= GOAL =
Lift out all lines below that contain "복령감초탕을".

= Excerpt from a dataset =
━━━━━━━━━━

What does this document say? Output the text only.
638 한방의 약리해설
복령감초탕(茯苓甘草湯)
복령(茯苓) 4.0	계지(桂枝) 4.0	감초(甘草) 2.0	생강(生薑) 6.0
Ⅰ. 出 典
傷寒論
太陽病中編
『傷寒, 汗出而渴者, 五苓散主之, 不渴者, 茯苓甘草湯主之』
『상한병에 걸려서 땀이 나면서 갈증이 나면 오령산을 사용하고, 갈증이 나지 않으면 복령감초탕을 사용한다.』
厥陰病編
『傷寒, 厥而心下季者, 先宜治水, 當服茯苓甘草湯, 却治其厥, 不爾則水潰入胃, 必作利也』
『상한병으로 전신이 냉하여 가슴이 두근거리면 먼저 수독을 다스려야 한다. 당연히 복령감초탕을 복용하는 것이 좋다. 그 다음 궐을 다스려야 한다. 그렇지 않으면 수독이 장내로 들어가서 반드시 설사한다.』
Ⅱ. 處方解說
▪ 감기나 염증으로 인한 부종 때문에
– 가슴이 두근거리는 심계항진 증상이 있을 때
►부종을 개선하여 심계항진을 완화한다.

━━━━━━━━━━

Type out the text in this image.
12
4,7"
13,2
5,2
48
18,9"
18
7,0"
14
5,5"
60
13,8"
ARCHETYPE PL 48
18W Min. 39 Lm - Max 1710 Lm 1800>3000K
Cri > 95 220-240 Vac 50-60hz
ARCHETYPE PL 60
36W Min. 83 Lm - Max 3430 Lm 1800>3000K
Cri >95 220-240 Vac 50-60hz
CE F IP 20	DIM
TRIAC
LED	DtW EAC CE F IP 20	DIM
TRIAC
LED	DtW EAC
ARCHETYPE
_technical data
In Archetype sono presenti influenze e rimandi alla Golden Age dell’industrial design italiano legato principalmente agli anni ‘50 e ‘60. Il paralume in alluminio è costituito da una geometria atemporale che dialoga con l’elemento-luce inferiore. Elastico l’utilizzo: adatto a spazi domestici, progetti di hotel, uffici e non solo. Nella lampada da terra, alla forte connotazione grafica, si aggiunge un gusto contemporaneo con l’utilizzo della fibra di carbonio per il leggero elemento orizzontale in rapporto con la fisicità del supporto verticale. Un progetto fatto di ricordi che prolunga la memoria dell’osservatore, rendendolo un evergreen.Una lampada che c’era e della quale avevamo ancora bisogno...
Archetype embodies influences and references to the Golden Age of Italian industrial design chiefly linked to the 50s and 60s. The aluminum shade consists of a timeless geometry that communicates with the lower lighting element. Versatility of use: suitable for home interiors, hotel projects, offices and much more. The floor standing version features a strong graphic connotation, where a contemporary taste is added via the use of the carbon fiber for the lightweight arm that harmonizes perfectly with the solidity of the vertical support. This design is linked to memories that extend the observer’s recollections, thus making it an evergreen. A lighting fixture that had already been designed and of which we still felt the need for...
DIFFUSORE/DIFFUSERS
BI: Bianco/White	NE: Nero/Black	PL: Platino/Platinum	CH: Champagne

━━━━━━━━━━

= CORRECT RESULT =
『상한병에 걸려서 땀이 나면서 갈증이 나면 오령산을 사용하고, 갈증이 나지 않으면 복령감초탕을 사용한다.』
『상한병으로 전신이 냉하여 가슴이 두근거리면 먼저 수독을 다스려야 한다. 당연히 복령감초탕을 복용하는 것이 좋다. 그 다음 궐을 다스려야 한다. 그렇지 않으면 수독이 장내로 들어가서 반드시 설사한다.』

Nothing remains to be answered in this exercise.